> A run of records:
------------------------------

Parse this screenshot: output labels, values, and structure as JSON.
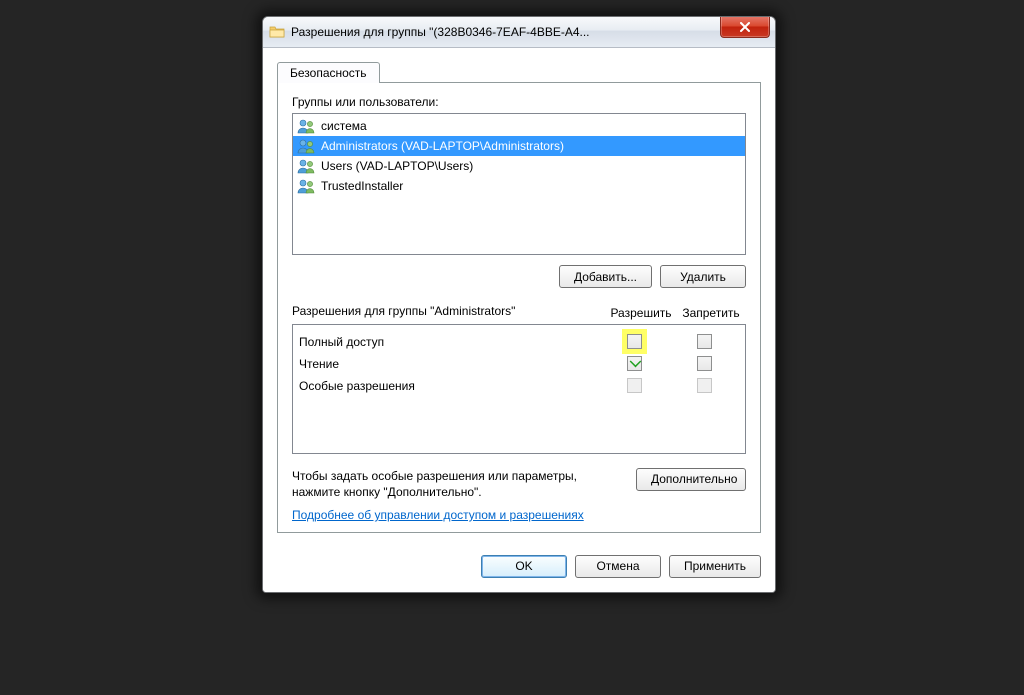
{
  "title": "Разрешения для группы \"(328B0346-7EAF-4BBE-A4...",
  "tab": {
    "security": "Безопасность"
  },
  "groups_label": "Группы или пользователи:",
  "users": [
    {
      "name": "система",
      "selected": false
    },
    {
      "name": "Administrators (VAD-LAPTOP\\Administrators)",
      "selected": true
    },
    {
      "name": "Users (VAD-LAPTOP\\Users)",
      "selected": false
    },
    {
      "name": "TrustedInstaller",
      "selected": false
    }
  ],
  "buttons": {
    "add": "Добавить...",
    "remove": "Удалить",
    "advanced": "Дополнительно",
    "ok": "OK",
    "cancel": "Отмена",
    "apply": "Применить"
  },
  "perm_for_label": "Разрешения для группы \"Administrators\"",
  "col_allow": "Разрешить",
  "col_deny": "Запретить",
  "perms": [
    {
      "name": "Полный доступ",
      "allow": "highlight",
      "deny": "off"
    },
    {
      "name": "Чтение",
      "allow": "on",
      "deny": "off"
    },
    {
      "name": "Особые разрешения",
      "allow": "disabled",
      "deny": "disabled"
    }
  ],
  "advanced_text": "Чтобы задать особые разрешения или параметры, нажмите кнопку \"Дополнительно\".",
  "help_link": "Подробнее об управлении доступом и разрешениях "
}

------------------------------

> STATED GOAL: Each record should be quoted exactly, with the images omitted.

> ANSWER TO THE PROBLEM:
Parse this screenshot: output labels, values, and structure as JSON.
{
  "title": "Разрешения для группы \"(328B0346-7EAF-4BBE-A4...",
  "tab": {
    "security": "Безопасность"
  },
  "groups_label": "Группы или пользователи:",
  "users": [
    {
      "name": "система",
      "selected": false
    },
    {
      "name": "Administrators (VAD-LAPTOP\\Administrators)",
      "selected": true
    },
    {
      "name": "Users (VAD-LAPTOP\\Users)",
      "selected": false
    },
    {
      "name": "TrustedInstaller",
      "selected": false
    }
  ],
  "buttons": {
    "add": "Добавить...",
    "remove": "Удалить",
    "advanced": "Дополнительно",
    "ok": "OK",
    "cancel": "Отмена",
    "apply": "Применить"
  },
  "perm_for_label": "Разрешения для группы \"Administrators\"",
  "col_allow": "Разрешить",
  "col_deny": "Запретить",
  "perms": [
    {
      "name": "Полный доступ",
      "allow": "highlight",
      "deny": "off"
    },
    {
      "name": "Чтение",
      "allow": "on",
      "deny": "off"
    },
    {
      "name": "Особые разрешения",
      "allow": "disabled",
      "deny": "disabled"
    }
  ],
  "advanced_text": "Чтобы задать особые разрешения или параметры, нажмите кнопку \"Дополнительно\".",
  "help_link": "Подробнее об управлении доступом и разрешениях "
}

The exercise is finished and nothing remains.